-- RECORDED DATA --
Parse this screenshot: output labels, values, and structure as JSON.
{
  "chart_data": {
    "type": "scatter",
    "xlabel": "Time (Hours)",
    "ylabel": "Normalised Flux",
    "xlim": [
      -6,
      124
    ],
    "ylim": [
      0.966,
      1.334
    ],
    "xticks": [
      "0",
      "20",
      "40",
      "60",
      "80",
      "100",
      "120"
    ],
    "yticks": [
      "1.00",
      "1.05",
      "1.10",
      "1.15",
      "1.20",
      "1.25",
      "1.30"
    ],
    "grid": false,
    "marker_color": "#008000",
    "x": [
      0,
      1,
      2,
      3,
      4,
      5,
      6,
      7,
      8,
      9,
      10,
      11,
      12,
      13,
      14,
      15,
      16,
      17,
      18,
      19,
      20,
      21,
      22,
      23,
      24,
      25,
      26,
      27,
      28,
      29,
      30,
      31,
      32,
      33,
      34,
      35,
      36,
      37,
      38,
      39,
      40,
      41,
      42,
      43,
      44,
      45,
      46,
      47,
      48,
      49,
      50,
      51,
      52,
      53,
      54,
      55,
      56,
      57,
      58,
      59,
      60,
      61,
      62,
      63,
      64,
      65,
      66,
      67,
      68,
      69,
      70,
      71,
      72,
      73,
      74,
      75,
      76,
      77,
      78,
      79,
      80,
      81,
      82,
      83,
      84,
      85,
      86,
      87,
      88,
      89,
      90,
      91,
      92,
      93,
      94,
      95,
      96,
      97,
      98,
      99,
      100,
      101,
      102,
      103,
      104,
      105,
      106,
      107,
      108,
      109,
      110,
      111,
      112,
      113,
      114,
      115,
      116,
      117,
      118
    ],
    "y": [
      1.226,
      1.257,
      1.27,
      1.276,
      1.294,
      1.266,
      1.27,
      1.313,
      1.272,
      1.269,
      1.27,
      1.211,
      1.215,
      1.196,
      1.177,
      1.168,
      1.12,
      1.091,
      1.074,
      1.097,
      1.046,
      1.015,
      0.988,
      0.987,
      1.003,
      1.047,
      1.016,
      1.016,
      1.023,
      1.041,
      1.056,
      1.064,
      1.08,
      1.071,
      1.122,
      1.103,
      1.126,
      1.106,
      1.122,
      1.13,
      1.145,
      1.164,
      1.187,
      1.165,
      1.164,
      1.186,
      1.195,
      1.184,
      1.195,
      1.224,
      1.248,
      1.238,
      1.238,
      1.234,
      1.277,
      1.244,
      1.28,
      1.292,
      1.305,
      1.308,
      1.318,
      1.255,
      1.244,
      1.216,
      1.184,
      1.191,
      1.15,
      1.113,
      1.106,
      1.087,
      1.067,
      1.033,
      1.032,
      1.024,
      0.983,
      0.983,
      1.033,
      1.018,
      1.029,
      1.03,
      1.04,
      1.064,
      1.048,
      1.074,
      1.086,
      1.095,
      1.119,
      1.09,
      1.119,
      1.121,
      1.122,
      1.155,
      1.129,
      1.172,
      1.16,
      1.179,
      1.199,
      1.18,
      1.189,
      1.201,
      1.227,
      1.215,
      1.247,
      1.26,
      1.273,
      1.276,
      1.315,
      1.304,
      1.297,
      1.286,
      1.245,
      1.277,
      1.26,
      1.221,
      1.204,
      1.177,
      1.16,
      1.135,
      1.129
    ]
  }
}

-- BRIEF --
Every record should be given again exactly.

-- EXERCISE RESPONSE --
Parse this screenshot: output labels, values, and structure as JSON.
{
  "chart_data": {
    "type": "scatter",
    "xlabel": "Time (Hours)",
    "ylabel": "Normalised Flux",
    "xlim": [
      -6,
      124
    ],
    "ylim": [
      0.966,
      1.334
    ],
    "xticks": [
      "0",
      "20",
      "40",
      "60",
      "80",
      "100",
      "120"
    ],
    "yticks": [
      "1.00",
      "1.05",
      "1.10",
      "1.15",
      "1.20",
      "1.25",
      "1.30"
    ],
    "grid": false,
    "marker_color": "#008000",
    "x": [
      0,
      1,
      2,
      3,
      4,
      5,
      6,
      7,
      8,
      9,
      10,
      11,
      12,
      13,
      14,
      15,
      16,
      17,
      18,
      19,
      20,
      21,
      22,
      23,
      24,
      25,
      26,
      27,
      28,
      29,
      30,
      31,
      32,
      33,
      34,
      35,
      36,
      37,
      38,
      39,
      40,
      41,
      42,
      43,
      44,
      45,
      46,
      47,
      48,
      49,
      50,
      51,
      52,
      53,
      54,
      55,
      56,
      57,
      58,
      59,
      60,
      61,
      62,
      63,
      64,
      65,
      66,
      67,
      68,
      69,
      70,
      71,
      72,
      73,
      74,
      75,
      76,
      77,
      78,
      79,
      80,
      81,
      82,
      83,
      84,
      85,
      86,
      87,
      88,
      89,
      90,
      91,
      92,
      93,
      94,
      95,
      96,
      97,
      98,
      99,
      100,
      101,
      102,
      103,
      104,
      105,
      106,
      107,
      108,
      109,
      110,
      111,
      112,
      113,
      114,
      115,
      116,
      117,
      118
    ],
    "y": [
      1.226,
      1.257,
      1.27,
      1.276,
      1.294,
      1.266,
      1.27,
      1.313,
      1.272,
      1.269,
      1.27,
      1.211,
      1.215,
      1.196,
      1.177,
      1.168,
      1.12,
      1.091,
      1.074,
      1.097,
      1.046,
      1.015,
      0.988,
      0.987,
      1.003,
      1.047,
      1.016,
      1.016,
      1.023,
      1.041,
      1.056,
      1.064,
      1.08,
      1.071,
      1.122,
      1.103,
      1.126,
      1.106,
      1.122,
      1.13,
      1.145,
      1.164,
      1.187,
      1.165,
      1.164,
      1.186,
      1.195,
      1.184,
      1.195,
      1.224,
      1.248,
      1.238,
      1.238,
      1.234,
      1.277,
      1.244,
      1.28,
      1.292,
      1.305,
      1.308,
      1.318,
      1.255,
      1.244,
      1.216,
      1.184,
      1.191,
      1.15,
      1.113,
      1.106,
      1.087,
      1.067,
      1.033,
      1.032,
      1.024,
      0.983,
      0.983,
      1.033,
      1.018,
      1.029,
      1.03,
      1.04,
      1.064,
      1.048,
      1.074,
      1.086,
      1.095,
      1.119,
      1.09,
      1.119,
      1.121,
      1.122,
      1.155,
      1.129,
      1.172,
      1.16,
      1.179,
      1.199,
      1.18,
      1.189,
      1.201,
      1.227,
      1.215,
      1.247,
      1.26,
      1.273,
      1.276,
      1.315,
      1.304,
      1.297,
      1.286,
      1.245,
      1.277,
      1.26,
      1.221,
      1.204,
      1.177,
      1.16,
      1.135,
      1.129
    ]
  }
}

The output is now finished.